▶ _What you should do_
Skip the pictures. Copy all the rest of the records down exactly.

Figure record listings:
□ □ □ □ □
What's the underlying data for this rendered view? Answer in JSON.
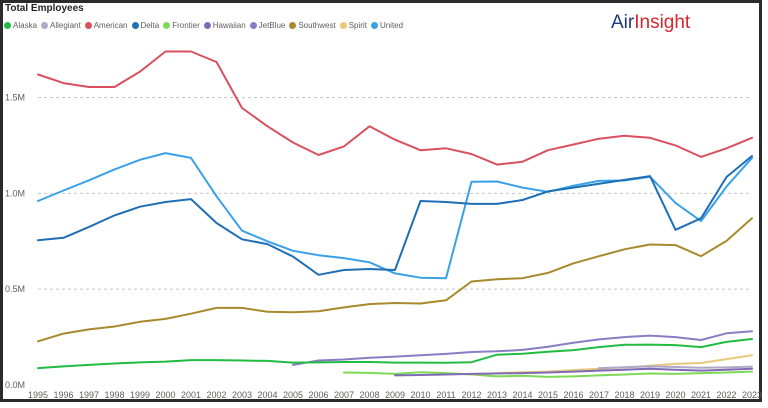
{
  "chart_data": {
    "type": "line",
    "title": "Total Employees",
    "xlabel": "",
    "ylabel": "",
    "legend_position": "top-left",
    "grid": true,
    "ylim": [
      0,
      1800000
    ],
    "y_ticks": [
      0,
      500000,
      1000000,
      1500000
    ],
    "y_tick_labels": [
      "0.0M",
      "0.5M",
      "1.0M",
      "1.5M"
    ],
    "x": [
      1995,
      1996,
      1997,
      1998,
      1999,
      2000,
      2001,
      2002,
      2003,
      2004,
      2005,
      2006,
      2007,
      2008,
      2009,
      2010,
      2011,
      2012,
      2013,
      2014,
      2015,
      2016,
      2017,
      2018,
      2019,
      2020,
      2021,
      2022,
      2023
    ],
    "x_tick_labels": [
      "1995",
      "1996",
      "1997",
      "1998",
      "1999",
      "2000",
      "2001",
      "2002",
      "2003",
      "2004",
      "2005",
      "2006",
      "2007",
      "2008",
      "2009",
      "2010",
      "2011",
      "2012",
      "2013",
      "2014",
      "2015",
      "2016",
      "2017",
      "2018",
      "2019",
      "2020",
      "2021",
      "2022",
      "2023"
    ],
    "series": [
      {
        "name": "Alaska",
        "color": "#22bb44",
        "values": [
          88000,
          97000,
          105000,
          112000,
          118000,
          122000,
          130000,
          130000,
          128000,
          126000,
          117000,
          118000,
          120000,
          120000,
          117000,
          117000,
          116000,
          119000,
          158000,
          163000,
          173000,
          182000,
          198000,
          210000,
          211000,
          208000,
          198000,
          225000,
          240000
        ]
      },
      {
        "name": "Allegiant",
        "color": "#b0a8c8",
        "values": [
          null,
          null,
          null,
          null,
          null,
          null,
          null,
          null,
          null,
          null,
          null,
          null,
          null,
          null,
          null,
          null,
          null,
          null,
          null,
          null,
          null,
          null,
          88000,
          93000,
          97000,
          94000,
          90000,
          92000,
          96000
        ]
      },
      {
        "name": "American",
        "color": "#d9505e",
        "values": [
          1620000,
          1575000,
          1555000,
          1555000,
          1635000,
          1740000,
          1740000,
          1685000,
          1445000,
          1350000,
          1265000,
          1200000,
          1245000,
          1350000,
          1280000,
          1225000,
          1235000,
          1205000,
          1150000,
          1165000,
          1225000,
          1255000,
          1285000,
          1300000,
          1290000,
          1250000,
          1190000,
          1235000,
          1290000
        ]
      },
      {
        "name": "Delta",
        "color": "#1f6fb5",
        "values": [
          755000,
          768000,
          825000,
          885000,
          930000,
          955000,
          970000,
          845000,
          760000,
          735000,
          670000,
          575000,
          600000,
          605000,
          600000,
          960000,
          955000,
          945000,
          945000,
          965000,
          1010000,
          1030000,
          1050000,
          1070000,
          1090000,
          810000,
          870000,
          1085000,
          1195000
        ]
      },
      {
        "name": "Frontier",
        "color": "#7ed957",
        "values": [
          null,
          null,
          null,
          null,
          null,
          null,
          null,
          null,
          null,
          null,
          null,
          null,
          65000,
          63000,
          58000,
          67000,
          62000,
          55000,
          45000,
          48000,
          42000,
          45000,
          50000,
          55000,
          60000,
          58000,
          62000,
          65000,
          70000
        ]
      },
      {
        "name": "Hawaiian",
        "color": "#7f6bb5",
        "values": [
          null,
          null,
          null,
          null,
          null,
          null,
          null,
          null,
          null,
          null,
          null,
          null,
          null,
          null,
          50000,
          52000,
          55000,
          58000,
          60000,
          62000,
          65000,
          70000,
          75000,
          80000,
          85000,
          80000,
          75000,
          80000,
          85000
        ]
      },
      {
        "name": "JetBlue",
        "color": "#8a7cc5",
        "values": [
          null,
          null,
          null,
          null,
          null,
          null,
          null,
          null,
          null,
          null,
          105000,
          128000,
          133000,
          142000,
          148000,
          155000,
          162000,
          172000,
          176000,
          183000,
          200000,
          220000,
          238000,
          250000,
          258000,
          250000,
          235000,
          270000,
          280000
        ]
      },
      {
        "name": "Southwest",
        "color": "#a88a2c",
        "values": [
          228000,
          268000,
          290000,
          305000,
          330000,
          345000,
          372000,
          402000,
          402000,
          382000,
          380000,
          385000,
          405000,
          422000,
          428000,
          425000,
          442000,
          540000,
          552000,
          557000,
          585000,
          635000,
          672000,
          708000,
          733000,
          730000,
          672000,
          752000,
          870000
        ]
      },
      {
        "name": "Spirit",
        "color": "#e8c97a",
        "values": [
          null,
          null,
          null,
          null,
          null,
          null,
          null,
          null,
          null,
          null,
          null,
          null,
          null,
          null,
          null,
          null,
          null,
          55000,
          62000,
          67000,
          70000,
          78000,
          85000,
          92000,
          100000,
          110000,
          115000,
          135000,
          155000
        ]
      },
      {
        "name": "United",
        "color": "#3aa0e8",
        "values": [
          960000,
          1015000,
          1068000,
          1125000,
          1175000,
          1210000,
          1185000,
          985000,
          805000,
          750000,
          700000,
          677000,
          662000,
          640000,
          582000,
          560000,
          557000,
          1060000,
          1062000,
          1030000,
          1008000,
          1040000,
          1065000,
          1067000,
          1087000,
          950000,
          855000,
          1035000,
          1185000
        ]
      }
    ]
  },
  "branding": {
    "logo_part1": "Air",
    "logo_part2": "Insight"
  }
}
□ □ □ □ □
▶ _Exercise output_
What's the underlying data for this rendered view? Answer in JSON.
{
  "chart_data": {
    "type": "line",
    "title": "Total Employees",
    "xlabel": "",
    "ylabel": "",
    "legend_position": "top-left",
    "grid": true,
    "ylim": [
      0,
      1800000
    ],
    "y_ticks": [
      0,
      500000,
      1000000,
      1500000
    ],
    "y_tick_labels": [
      "0.0M",
      "0.5M",
      "1.0M",
      "1.5M"
    ],
    "x": [
      1995,
      1996,
      1997,
      1998,
      1999,
      2000,
      2001,
      2002,
      2003,
      2004,
      2005,
      2006,
      2007,
      2008,
      2009,
      2010,
      2011,
      2012,
      2013,
      2014,
      2015,
      2016,
      2017,
      2018,
      2019,
      2020,
      2021,
      2022,
      2023
    ],
    "x_tick_labels": [
      "1995",
      "1996",
      "1997",
      "1998",
      "1999",
      "2000",
      "2001",
      "2002",
      "2003",
      "2004",
      "2005",
      "2006",
      "2007",
      "2008",
      "2009",
      "2010",
      "2011",
      "2012",
      "2013",
      "2014",
      "2015",
      "2016",
      "2017",
      "2018",
      "2019",
      "2020",
      "2021",
      "2022",
      "2023"
    ],
    "series": [
      {
        "name": "Alaska",
        "color": "#22bb44",
        "values": [
          88000,
          97000,
          105000,
          112000,
          118000,
          122000,
          130000,
          130000,
          128000,
          126000,
          117000,
          118000,
          120000,
          120000,
          117000,
          117000,
          116000,
          119000,
          158000,
          163000,
          173000,
          182000,
          198000,
          210000,
          211000,
          208000,
          198000,
          225000,
          240000
        ]
      },
      {
        "name": "Allegiant",
        "color": "#b0a8c8",
        "values": [
          null,
          null,
          null,
          null,
          null,
          null,
          null,
          null,
          null,
          null,
          null,
          null,
          null,
          null,
          null,
          null,
          null,
          null,
          null,
          null,
          null,
          null,
          88000,
          93000,
          97000,
          94000,
          90000,
          92000,
          96000
        ]
      },
      {
        "name": "American",
        "color": "#d9505e",
        "values": [
          1620000,
          1575000,
          1555000,
          1555000,
          1635000,
          1740000,
          1740000,
          1685000,
          1445000,
          1350000,
          1265000,
          1200000,
          1245000,
          1350000,
          1280000,
          1225000,
          1235000,
          1205000,
          1150000,
          1165000,
          1225000,
          1255000,
          1285000,
          1300000,
          1290000,
          1250000,
          1190000,
          1235000,
          1290000
        ]
      },
      {
        "name": "Delta",
        "color": "#1f6fb5",
        "values": [
          755000,
          768000,
          825000,
          885000,
          930000,
          955000,
          970000,
          845000,
          760000,
          735000,
          670000,
          575000,
          600000,
          605000,
          600000,
          960000,
          955000,
          945000,
          945000,
          965000,
          1010000,
          1030000,
          1050000,
          1070000,
          1090000,
          810000,
          870000,
          1085000,
          1195000
        ]
      },
      {
        "name": "Frontier",
        "color": "#7ed957",
        "values": [
          null,
          null,
          null,
          null,
          null,
          null,
          null,
          null,
          null,
          null,
          null,
          null,
          65000,
          63000,
          58000,
          67000,
          62000,
          55000,
          45000,
          48000,
          42000,
          45000,
          50000,
          55000,
          60000,
          58000,
          62000,
          65000,
          70000
        ]
      },
      {
        "name": "Hawaiian",
        "color": "#7f6bb5",
        "values": [
          null,
          null,
          null,
          null,
          null,
          null,
          null,
          null,
          null,
          null,
          null,
          null,
          null,
          null,
          50000,
          52000,
          55000,
          58000,
          60000,
          62000,
          65000,
          70000,
          75000,
          80000,
          85000,
          80000,
          75000,
          80000,
          85000
        ]
      },
      {
        "name": "JetBlue",
        "color": "#8a7cc5",
        "values": [
          null,
          null,
          null,
          null,
          null,
          null,
          null,
          null,
          null,
          null,
          105000,
          128000,
          133000,
          142000,
          148000,
          155000,
          162000,
          172000,
          176000,
          183000,
          200000,
          220000,
          238000,
          250000,
          258000,
          250000,
          235000,
          270000,
          280000
        ]
      },
      {
        "name": "Southwest",
        "color": "#a88a2c",
        "values": [
          228000,
          268000,
          290000,
          305000,
          330000,
          345000,
          372000,
          402000,
          402000,
          382000,
          380000,
          385000,
          405000,
          422000,
          428000,
          425000,
          442000,
          540000,
          552000,
          557000,
          585000,
          635000,
          672000,
          708000,
          733000,
          730000,
          672000,
          752000,
          870000
        ]
      },
      {
        "name": "Spirit",
        "color": "#e8c97a",
        "values": [
          null,
          null,
          null,
          null,
          null,
          null,
          null,
          null,
          null,
          null,
          null,
          null,
          null,
          null,
          null,
          null,
          null,
          55000,
          62000,
          67000,
          70000,
          78000,
          85000,
          92000,
          100000,
          110000,
          115000,
          135000,
          155000
        ]
      },
      {
        "name": "United",
        "color": "#3aa0e8",
        "values": [
          960000,
          1015000,
          1068000,
          1125000,
          1175000,
          1210000,
          1185000,
          985000,
          805000,
          750000,
          700000,
          677000,
          662000,
          640000,
          582000,
          560000,
          557000,
          1060000,
          1062000,
          1030000,
          1008000,
          1040000,
          1065000,
          1067000,
          1087000,
          950000,
          855000,
          1035000,
          1185000
        ]
      }
    ]
  },
  "branding": {
    "logo_part1": "Air",
    "logo_part2": "Insight"
  }
}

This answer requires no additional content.